··· Source records ···

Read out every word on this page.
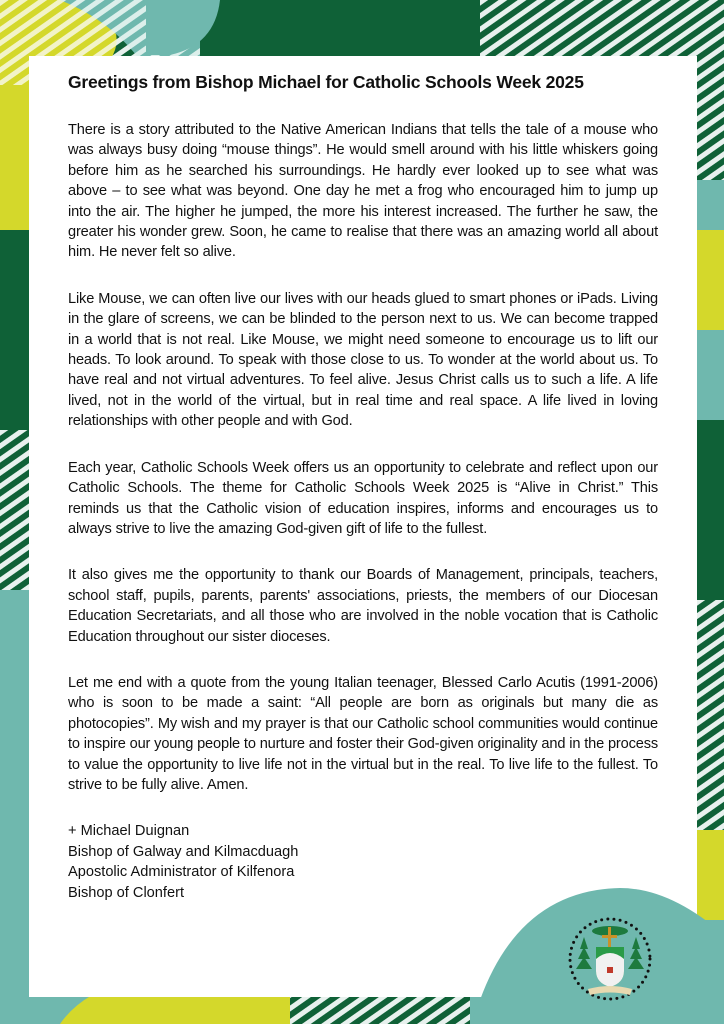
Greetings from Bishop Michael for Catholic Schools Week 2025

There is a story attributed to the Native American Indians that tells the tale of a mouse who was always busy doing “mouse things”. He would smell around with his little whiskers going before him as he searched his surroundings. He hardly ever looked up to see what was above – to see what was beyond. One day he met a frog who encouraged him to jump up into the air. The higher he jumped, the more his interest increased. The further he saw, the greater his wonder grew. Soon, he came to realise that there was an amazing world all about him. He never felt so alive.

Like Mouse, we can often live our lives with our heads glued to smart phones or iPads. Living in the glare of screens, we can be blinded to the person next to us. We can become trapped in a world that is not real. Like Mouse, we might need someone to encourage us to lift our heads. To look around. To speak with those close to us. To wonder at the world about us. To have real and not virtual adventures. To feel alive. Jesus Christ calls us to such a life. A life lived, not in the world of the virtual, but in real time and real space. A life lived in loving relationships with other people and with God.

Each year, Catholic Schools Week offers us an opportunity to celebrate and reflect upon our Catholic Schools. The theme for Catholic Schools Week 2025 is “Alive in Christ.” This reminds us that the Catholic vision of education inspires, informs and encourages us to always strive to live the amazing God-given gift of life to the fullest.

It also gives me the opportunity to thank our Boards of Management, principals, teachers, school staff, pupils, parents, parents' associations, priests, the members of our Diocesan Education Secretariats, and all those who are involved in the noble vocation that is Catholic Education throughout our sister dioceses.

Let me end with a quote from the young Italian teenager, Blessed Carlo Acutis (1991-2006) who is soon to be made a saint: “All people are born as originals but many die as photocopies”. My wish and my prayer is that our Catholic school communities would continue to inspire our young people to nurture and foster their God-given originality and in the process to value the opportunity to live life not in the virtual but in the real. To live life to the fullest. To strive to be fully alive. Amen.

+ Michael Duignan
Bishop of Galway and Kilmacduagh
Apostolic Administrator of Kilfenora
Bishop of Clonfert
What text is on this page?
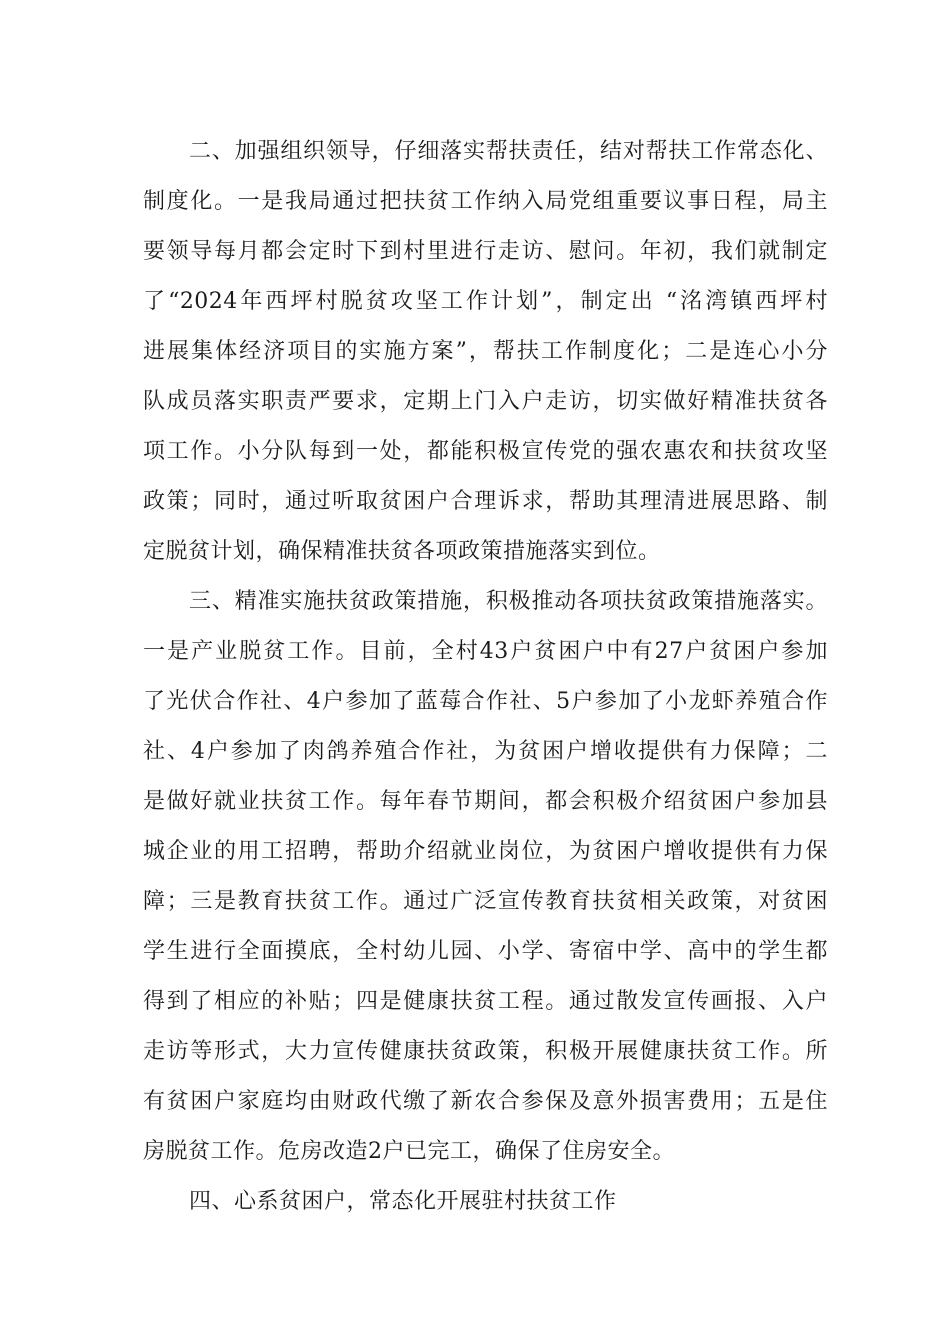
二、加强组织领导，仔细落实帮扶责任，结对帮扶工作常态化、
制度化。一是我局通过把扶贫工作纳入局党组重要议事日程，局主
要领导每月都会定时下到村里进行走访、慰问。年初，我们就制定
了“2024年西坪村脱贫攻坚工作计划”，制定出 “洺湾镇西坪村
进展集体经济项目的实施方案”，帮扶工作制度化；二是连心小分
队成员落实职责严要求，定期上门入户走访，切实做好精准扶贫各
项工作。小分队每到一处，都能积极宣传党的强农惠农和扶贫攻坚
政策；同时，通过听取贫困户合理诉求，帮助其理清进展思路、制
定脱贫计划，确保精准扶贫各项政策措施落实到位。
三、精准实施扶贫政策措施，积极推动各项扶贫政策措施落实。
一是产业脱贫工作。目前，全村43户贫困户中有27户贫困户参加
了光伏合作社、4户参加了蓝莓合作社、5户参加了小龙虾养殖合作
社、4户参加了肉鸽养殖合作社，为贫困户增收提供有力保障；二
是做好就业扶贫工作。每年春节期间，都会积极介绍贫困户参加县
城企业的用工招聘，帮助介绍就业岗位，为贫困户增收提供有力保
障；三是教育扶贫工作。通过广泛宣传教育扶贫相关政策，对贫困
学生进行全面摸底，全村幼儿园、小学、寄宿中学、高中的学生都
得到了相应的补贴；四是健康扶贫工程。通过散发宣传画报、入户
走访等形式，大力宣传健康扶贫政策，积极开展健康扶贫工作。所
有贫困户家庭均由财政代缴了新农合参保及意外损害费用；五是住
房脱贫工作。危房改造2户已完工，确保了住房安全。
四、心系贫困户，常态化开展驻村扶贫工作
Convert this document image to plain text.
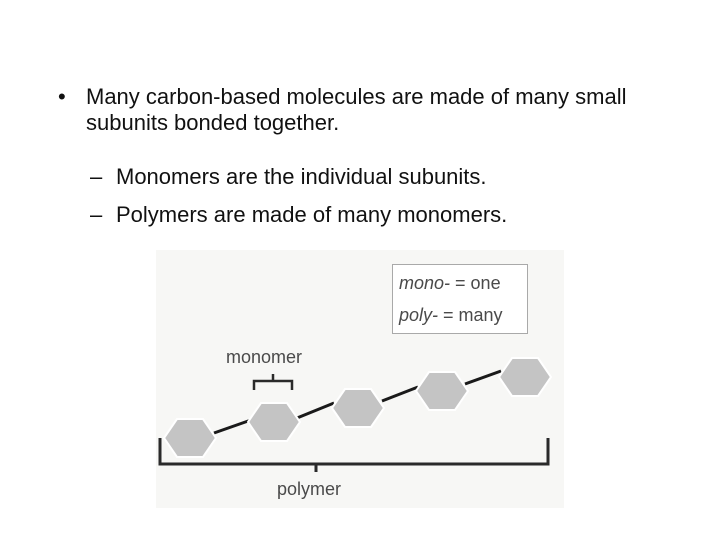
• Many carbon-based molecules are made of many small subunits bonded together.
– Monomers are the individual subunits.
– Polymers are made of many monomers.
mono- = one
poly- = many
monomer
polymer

···

Exercise => Write the records out again in full, exactly, and skip every picture.

Response below =>
Read out every word on this page.
Greetings from Bishop Michael for Catholic Schools Week 2025

There is a story attributed to the Native American Indians that tells the tale of a mouse who was always busy doing “mouse things”. He would smell around with his little whiskers going before him as he searched his surroundings. He hardly ever looked up to see what was above – to see what was beyond. One day he met a frog who encouraged him to jump up into the air. The higher he jumped, the more his interest increased. The further he saw, the greater his wonder grew. Soon, he came to realise that there was an amazing world all about him. He never felt so alive.

Like Mouse, we can often live our lives with our heads glued to smart phones or iPads. Living in the glare of screens, we can be blinded to the person next to us. We can become trapped in a world that is not real. Like Mouse, we might need someone to encourage us to lift our heads. To look around. To speak with those close to us. To wonder at the world about us. To have real and not virtual adventures. To feel alive. Jesus Christ calls us to such a life. A life lived, not in the world of the virtual, but in real time and real space. A life lived in loving relationships with other people and with God.

Each year, Catholic Schools Week offers us an opportunity to celebrate and reflect upon our Catholic Schools. The theme for Catholic Schools Week 2025 is “Alive in Christ.” This reminds us that the Catholic vision of education inspires, informs and encourages us to always strive to live the amazing God-given gift of life to the fullest.

It also gives me the opportunity to thank our Boards of Management, principals, teachers, school staff, pupils, parents, parents' associations, priests, the members of our Diocesan Education Secretariats, and all those who are involved in the noble vocation that is Catholic Education throughout our sister dioceses.

Let me end with a quote from the young Italian teenager, Blessed Carlo Acutis (1991-2006) who is soon to be made a saint: “All people are born as originals but many die as photocopies”. My wish and my prayer is that our Catholic school communities would continue to inspire our young people to nurture and foster their God-given originality and in the process to value the opportunity to live life not in the virtual but in the real. To live life to the fullest. To strive to be fully alive. Amen.

+ Michael Duignan
Bishop of Galway and Kilmacduagh
Apostolic Administrator of Kilfenora
Bishop of Clonfert
What text is on this page?
二、加强组织领导，仔细落实帮扶责任，结对帮扶工作常态化、
制度化。一是我局通过把扶贫工作纳入局党组重要议事日程，局主
要领导每月都会定时下到村里进行走访、慰问。年初，我们就制定
了“2024年西坪村脱贫攻坚工作计划”，制定出 “洺湾镇西坪村
进展集体经济项目的实施方案”，帮扶工作制度化；二是连心小分
队成员落实职责严要求，定期上门入户走访，切实做好精准扶贫各
项工作。小分队每到一处，都能积极宣传党的强农惠农和扶贫攻坚
政策；同时，通过听取贫困户合理诉求，帮助其理清进展思路、制
定脱贫计划，确保精准扶贫各项政策措施落实到位。
三、精准实施扶贫政策措施，积极推动各项扶贫政策措施落实。
一是产业脱贫工作。目前，全村43户贫困户中有27户贫困户参加
了光伏合作社、4户参加了蓝莓合作社、5户参加了小龙虾养殖合作
社、4户参加了肉鸽养殖合作社，为贫困户增收提供有力保障；二
是做好就业扶贫工作。每年春节期间，都会积极介绍贫困户参加县
城企业的用工招聘，帮助介绍就业岗位，为贫困户增收提供有力保
障；三是教育扶贫工作。通过广泛宣传教育扶贫相关政策，对贫困
学生进行全面摸底，全村幼儿园、小学、寄宿中学、高中的学生都
得到了相应的补贴；四是健康扶贫工程。通过散发宣传画报、入户
走访等形式，大力宣传健康扶贫政策，积极开展健康扶贫工作。所
有贫困户家庭均由财政代缴了新农合参保及意外损害费用；五是住
房脱贫工作。危房改造2户已完工，确保了住房安全。
四、心系贫困户，常态化开展驻村扶贫工作
Convert this document image to plain text.
• Many carbon-based molecules are made of many small subunits bonded together.
– Monomers are the individual subunits.
– Polymers are made of many monomers.
mono- = one
poly- = many
monomer
polymer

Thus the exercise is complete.